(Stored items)
----------
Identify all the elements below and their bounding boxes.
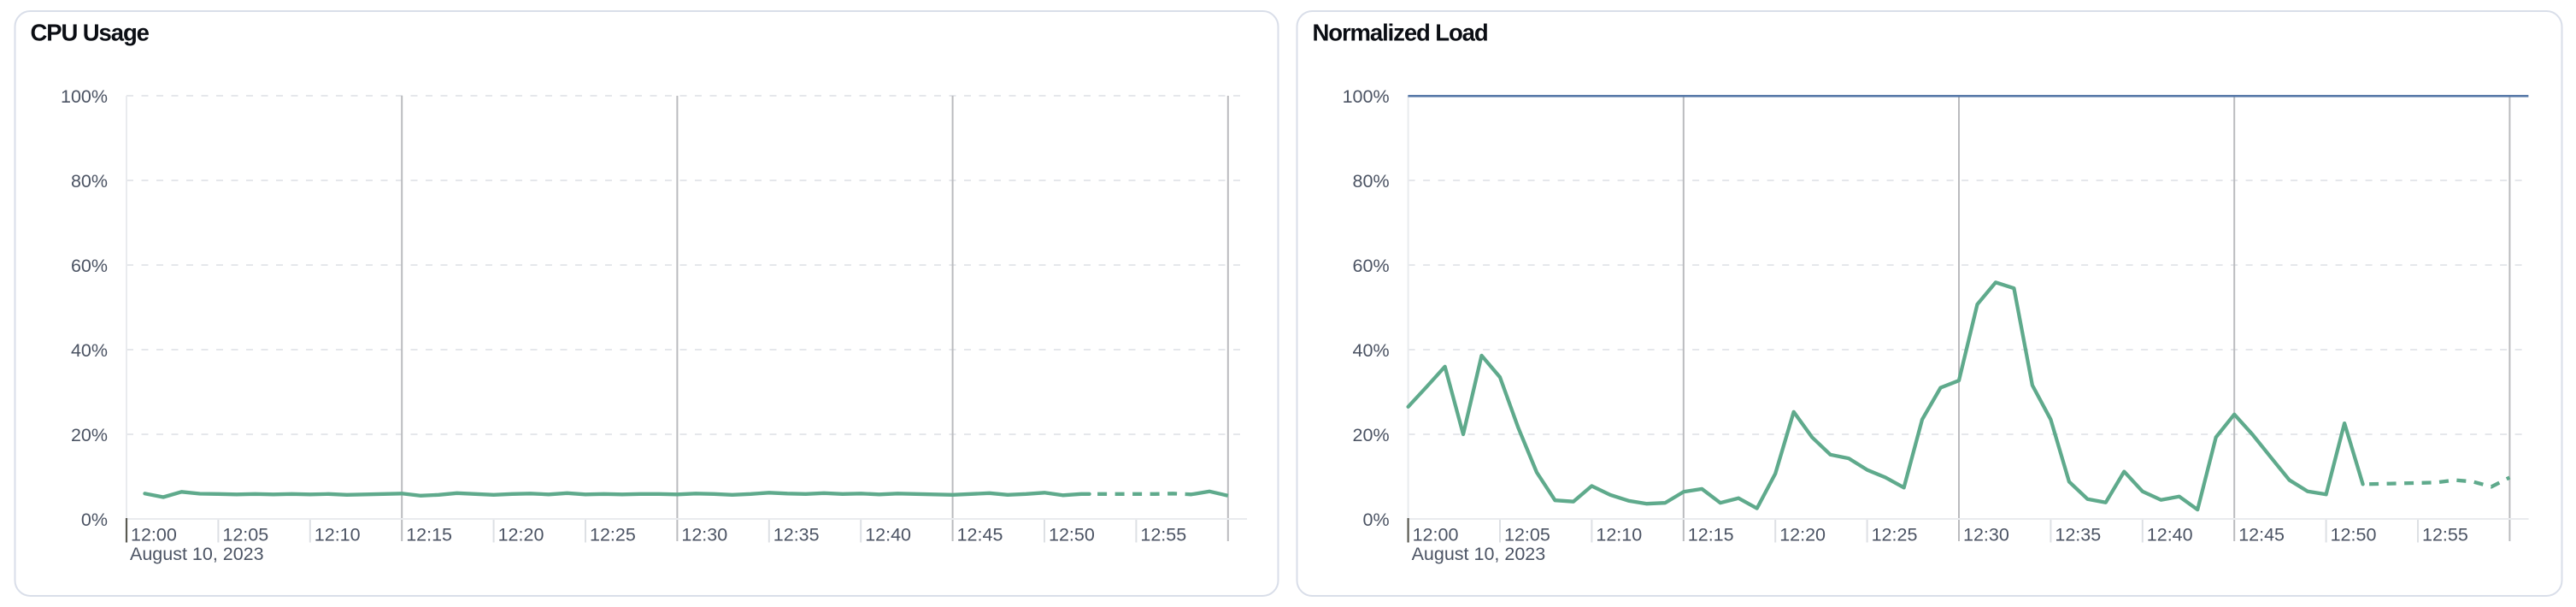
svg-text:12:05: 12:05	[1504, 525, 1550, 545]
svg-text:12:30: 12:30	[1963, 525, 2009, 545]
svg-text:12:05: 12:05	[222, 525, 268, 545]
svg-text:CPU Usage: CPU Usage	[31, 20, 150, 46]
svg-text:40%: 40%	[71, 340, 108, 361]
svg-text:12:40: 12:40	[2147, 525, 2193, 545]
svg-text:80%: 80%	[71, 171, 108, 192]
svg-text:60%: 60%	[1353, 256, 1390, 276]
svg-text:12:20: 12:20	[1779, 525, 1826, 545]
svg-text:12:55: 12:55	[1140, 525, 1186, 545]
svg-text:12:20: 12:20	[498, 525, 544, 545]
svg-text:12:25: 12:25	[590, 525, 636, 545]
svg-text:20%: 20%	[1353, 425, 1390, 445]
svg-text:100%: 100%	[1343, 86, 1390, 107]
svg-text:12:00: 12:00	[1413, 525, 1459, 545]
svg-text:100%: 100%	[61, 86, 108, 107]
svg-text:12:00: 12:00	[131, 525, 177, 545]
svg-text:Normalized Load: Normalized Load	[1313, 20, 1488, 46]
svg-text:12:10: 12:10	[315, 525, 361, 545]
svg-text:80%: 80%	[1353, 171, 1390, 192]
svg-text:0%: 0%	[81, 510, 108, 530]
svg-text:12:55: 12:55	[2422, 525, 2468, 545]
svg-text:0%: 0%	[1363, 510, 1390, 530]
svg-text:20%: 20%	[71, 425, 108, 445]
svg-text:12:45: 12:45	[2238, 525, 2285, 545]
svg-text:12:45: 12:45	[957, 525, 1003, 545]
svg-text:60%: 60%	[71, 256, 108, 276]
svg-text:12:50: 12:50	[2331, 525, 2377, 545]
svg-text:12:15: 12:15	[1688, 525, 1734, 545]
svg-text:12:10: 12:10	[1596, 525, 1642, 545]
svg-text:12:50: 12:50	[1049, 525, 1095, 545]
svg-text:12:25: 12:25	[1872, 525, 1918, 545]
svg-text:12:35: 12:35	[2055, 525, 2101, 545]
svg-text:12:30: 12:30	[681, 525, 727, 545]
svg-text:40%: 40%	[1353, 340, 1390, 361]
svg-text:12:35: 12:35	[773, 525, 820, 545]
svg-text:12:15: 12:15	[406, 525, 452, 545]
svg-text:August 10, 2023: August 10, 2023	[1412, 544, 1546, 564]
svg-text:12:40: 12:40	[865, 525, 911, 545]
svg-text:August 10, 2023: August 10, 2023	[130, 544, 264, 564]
----------
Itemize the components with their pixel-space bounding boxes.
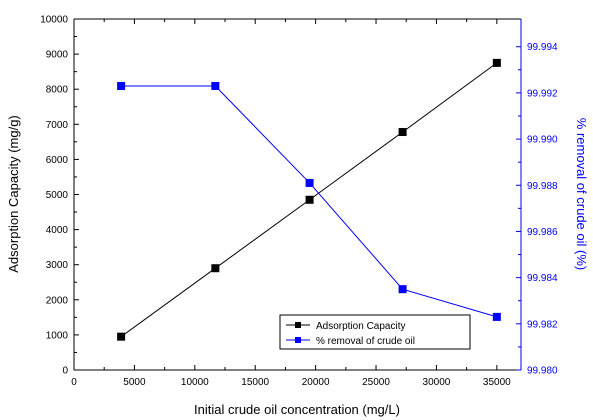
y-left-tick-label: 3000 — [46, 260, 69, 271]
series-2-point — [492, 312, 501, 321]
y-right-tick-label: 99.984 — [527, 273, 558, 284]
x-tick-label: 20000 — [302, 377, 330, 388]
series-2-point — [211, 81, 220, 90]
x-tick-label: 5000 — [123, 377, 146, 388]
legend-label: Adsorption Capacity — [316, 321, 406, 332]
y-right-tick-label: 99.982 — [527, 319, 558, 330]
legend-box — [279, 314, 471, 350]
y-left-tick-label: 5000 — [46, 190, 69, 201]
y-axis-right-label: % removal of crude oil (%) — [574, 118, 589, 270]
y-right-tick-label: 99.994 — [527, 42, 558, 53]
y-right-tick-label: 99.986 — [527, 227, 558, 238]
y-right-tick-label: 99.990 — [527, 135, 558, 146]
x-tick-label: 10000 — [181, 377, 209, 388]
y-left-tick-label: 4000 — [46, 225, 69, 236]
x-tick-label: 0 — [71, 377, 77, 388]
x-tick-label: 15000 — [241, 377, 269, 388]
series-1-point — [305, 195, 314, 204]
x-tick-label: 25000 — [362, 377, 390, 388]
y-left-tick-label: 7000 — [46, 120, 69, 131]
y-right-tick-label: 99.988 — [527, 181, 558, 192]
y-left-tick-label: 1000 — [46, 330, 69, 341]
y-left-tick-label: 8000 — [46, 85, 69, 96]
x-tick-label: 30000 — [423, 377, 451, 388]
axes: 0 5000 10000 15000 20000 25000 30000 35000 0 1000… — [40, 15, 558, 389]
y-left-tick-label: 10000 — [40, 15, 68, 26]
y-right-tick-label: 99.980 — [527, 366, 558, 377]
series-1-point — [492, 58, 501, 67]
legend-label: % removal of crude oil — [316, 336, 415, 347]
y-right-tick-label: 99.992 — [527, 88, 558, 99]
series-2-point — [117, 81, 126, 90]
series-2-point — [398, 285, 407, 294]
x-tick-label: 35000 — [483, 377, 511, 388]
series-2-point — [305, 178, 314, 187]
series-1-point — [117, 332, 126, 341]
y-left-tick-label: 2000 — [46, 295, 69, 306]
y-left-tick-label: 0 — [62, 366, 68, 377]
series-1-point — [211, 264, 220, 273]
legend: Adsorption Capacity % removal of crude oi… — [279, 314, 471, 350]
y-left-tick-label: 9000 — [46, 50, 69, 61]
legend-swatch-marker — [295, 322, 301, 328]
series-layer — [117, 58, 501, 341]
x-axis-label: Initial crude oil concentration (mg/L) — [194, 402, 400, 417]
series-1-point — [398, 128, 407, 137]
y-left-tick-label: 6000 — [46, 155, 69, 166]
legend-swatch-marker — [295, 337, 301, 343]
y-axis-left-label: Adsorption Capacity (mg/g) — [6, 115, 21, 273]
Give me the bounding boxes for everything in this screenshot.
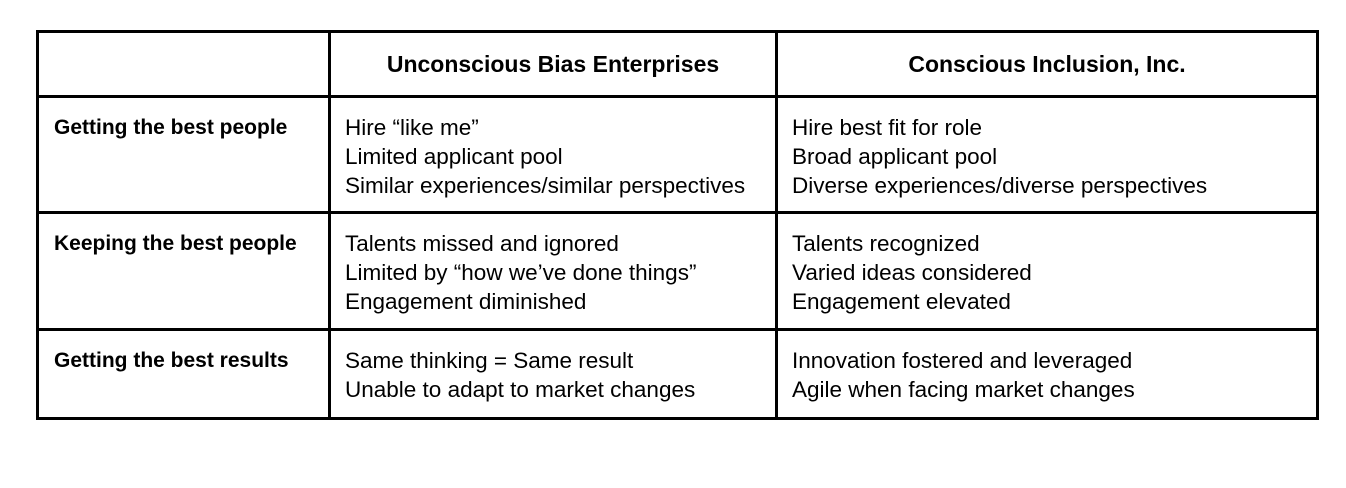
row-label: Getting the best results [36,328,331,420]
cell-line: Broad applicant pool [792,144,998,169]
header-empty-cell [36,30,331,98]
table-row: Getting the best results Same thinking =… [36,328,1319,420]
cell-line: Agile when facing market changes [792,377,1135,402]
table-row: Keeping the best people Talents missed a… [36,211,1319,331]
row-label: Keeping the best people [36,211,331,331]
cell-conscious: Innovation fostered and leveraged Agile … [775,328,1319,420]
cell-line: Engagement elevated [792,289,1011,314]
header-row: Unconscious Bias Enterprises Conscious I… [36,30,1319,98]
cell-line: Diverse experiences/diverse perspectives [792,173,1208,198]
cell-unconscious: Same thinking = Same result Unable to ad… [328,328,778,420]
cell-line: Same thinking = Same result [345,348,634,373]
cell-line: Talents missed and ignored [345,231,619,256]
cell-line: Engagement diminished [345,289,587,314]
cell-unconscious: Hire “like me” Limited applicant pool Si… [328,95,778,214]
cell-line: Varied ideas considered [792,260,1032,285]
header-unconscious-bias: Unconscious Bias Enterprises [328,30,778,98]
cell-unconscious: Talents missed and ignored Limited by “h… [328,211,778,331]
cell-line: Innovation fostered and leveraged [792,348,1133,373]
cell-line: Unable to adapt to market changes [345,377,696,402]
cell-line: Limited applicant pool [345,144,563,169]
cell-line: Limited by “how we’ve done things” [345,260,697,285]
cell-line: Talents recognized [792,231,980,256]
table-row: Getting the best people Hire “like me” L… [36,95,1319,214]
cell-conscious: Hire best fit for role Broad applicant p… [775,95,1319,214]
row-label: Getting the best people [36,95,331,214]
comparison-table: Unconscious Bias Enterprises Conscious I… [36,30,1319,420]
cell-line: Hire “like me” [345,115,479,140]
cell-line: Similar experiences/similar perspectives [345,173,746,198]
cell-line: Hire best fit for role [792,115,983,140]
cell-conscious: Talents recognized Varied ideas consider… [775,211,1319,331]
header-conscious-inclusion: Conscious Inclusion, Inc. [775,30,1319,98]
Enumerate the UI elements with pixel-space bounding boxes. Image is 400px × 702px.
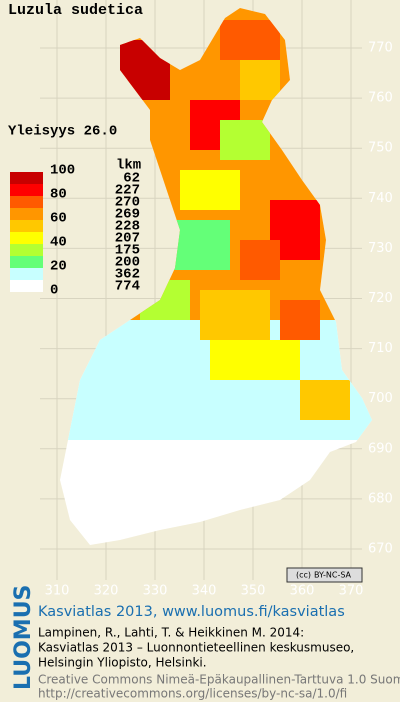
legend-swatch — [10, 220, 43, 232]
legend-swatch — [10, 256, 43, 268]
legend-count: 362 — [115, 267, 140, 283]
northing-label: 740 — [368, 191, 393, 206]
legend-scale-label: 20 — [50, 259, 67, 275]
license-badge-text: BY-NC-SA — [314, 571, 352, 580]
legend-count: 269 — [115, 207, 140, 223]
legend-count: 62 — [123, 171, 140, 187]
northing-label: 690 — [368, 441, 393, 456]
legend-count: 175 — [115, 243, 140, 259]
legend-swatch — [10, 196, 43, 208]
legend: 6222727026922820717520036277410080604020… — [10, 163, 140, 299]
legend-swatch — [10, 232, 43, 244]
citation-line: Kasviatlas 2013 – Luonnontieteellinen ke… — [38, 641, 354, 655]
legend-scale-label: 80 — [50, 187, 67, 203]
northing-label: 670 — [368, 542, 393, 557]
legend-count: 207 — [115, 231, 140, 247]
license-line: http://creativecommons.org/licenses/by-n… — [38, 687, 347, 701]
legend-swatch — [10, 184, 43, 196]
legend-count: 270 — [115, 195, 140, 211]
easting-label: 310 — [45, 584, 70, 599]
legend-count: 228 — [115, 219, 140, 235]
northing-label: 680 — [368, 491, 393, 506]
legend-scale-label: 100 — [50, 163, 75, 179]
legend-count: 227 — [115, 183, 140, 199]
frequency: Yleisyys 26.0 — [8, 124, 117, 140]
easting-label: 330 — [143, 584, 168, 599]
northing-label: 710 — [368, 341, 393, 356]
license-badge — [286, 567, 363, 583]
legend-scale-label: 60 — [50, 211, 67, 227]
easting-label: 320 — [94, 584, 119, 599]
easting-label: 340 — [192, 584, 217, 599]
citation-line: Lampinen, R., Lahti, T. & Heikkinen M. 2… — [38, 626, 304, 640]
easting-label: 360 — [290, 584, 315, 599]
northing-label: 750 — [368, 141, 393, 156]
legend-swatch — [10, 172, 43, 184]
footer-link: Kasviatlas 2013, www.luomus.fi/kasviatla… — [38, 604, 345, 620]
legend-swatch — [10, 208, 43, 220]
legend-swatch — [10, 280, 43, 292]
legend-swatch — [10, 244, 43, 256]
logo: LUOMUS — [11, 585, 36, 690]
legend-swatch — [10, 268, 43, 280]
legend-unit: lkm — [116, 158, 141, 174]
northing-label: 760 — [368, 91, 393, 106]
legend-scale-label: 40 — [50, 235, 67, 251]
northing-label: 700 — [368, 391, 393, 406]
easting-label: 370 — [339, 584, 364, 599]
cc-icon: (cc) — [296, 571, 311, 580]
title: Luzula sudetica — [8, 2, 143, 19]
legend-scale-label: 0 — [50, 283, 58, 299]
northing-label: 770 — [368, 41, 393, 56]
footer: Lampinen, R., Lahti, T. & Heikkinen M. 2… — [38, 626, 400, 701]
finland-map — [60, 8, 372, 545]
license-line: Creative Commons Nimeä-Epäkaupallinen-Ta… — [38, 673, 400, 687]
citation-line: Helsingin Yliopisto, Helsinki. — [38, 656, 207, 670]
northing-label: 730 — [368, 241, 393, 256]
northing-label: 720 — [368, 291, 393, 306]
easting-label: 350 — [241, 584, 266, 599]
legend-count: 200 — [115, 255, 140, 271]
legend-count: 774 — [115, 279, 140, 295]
----------
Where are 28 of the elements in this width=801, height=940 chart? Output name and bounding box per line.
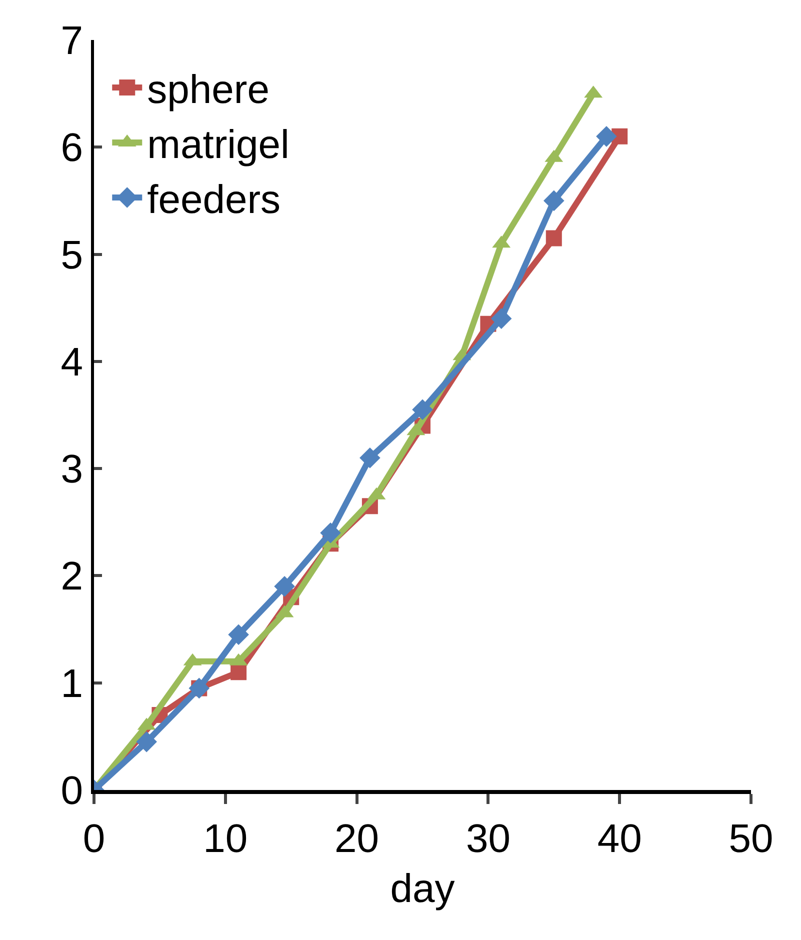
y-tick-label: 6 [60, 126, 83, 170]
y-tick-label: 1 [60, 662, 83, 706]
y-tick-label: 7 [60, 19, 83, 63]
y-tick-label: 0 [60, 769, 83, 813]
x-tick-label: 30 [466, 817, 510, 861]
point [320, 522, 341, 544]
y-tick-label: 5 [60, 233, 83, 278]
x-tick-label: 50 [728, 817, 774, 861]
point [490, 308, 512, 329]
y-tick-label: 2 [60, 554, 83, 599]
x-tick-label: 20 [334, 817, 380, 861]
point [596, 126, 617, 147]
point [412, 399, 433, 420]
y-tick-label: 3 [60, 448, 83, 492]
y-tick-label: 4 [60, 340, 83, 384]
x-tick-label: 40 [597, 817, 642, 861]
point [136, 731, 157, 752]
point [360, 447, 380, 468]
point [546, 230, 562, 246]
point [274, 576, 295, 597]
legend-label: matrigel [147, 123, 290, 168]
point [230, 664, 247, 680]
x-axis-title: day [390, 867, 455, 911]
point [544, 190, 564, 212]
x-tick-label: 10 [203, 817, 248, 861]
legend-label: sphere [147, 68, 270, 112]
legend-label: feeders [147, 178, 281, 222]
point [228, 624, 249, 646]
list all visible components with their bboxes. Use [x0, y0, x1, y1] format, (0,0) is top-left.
----------
### What to do:
Could you retype, without changes, the lines between the line containing "Identify all the" and the line containing "510, 108, 530]", inclusive? Leave the pictures out of your answer.

### Solved problem:
Identify all the elements below and their bounding boxes.
svg-text:12:05: 12:05	[1504, 525, 1550, 545]
svg-text:12:30: 12:30	[1963, 525, 2009, 545]
svg-text:12:05: 12:05	[222, 525, 268, 545]
svg-text:CPU Usage: CPU Usage	[31, 20, 150, 46]
svg-text:40%: 40%	[71, 340, 108, 361]
svg-text:12:40: 12:40	[2147, 525, 2193, 545]
svg-text:80%: 80%	[71, 171, 108, 192]
svg-text:60%: 60%	[1353, 256, 1390, 276]
svg-text:12:20: 12:20	[1779, 525, 1826, 545]
svg-text:12:55: 12:55	[1140, 525, 1186, 545]
svg-text:12:20: 12:20	[498, 525, 544, 545]
svg-text:12:25: 12:25	[590, 525, 636, 545]
svg-text:20%: 20%	[1353, 425, 1390, 445]
svg-text:100%: 100%	[1343, 86, 1390, 107]
svg-text:12:00: 12:00	[1413, 525, 1459, 545]
svg-text:100%: 100%	[61, 86, 108, 107]
svg-text:12:00: 12:00	[131, 525, 177, 545]
svg-text:Normalized Load: Normalized Load	[1313, 20, 1488, 46]
svg-text:12:10: 12:10	[315, 525, 361, 545]
svg-text:80%: 80%	[1353, 171, 1390, 192]
svg-text:0%: 0%	[81, 510, 108, 530]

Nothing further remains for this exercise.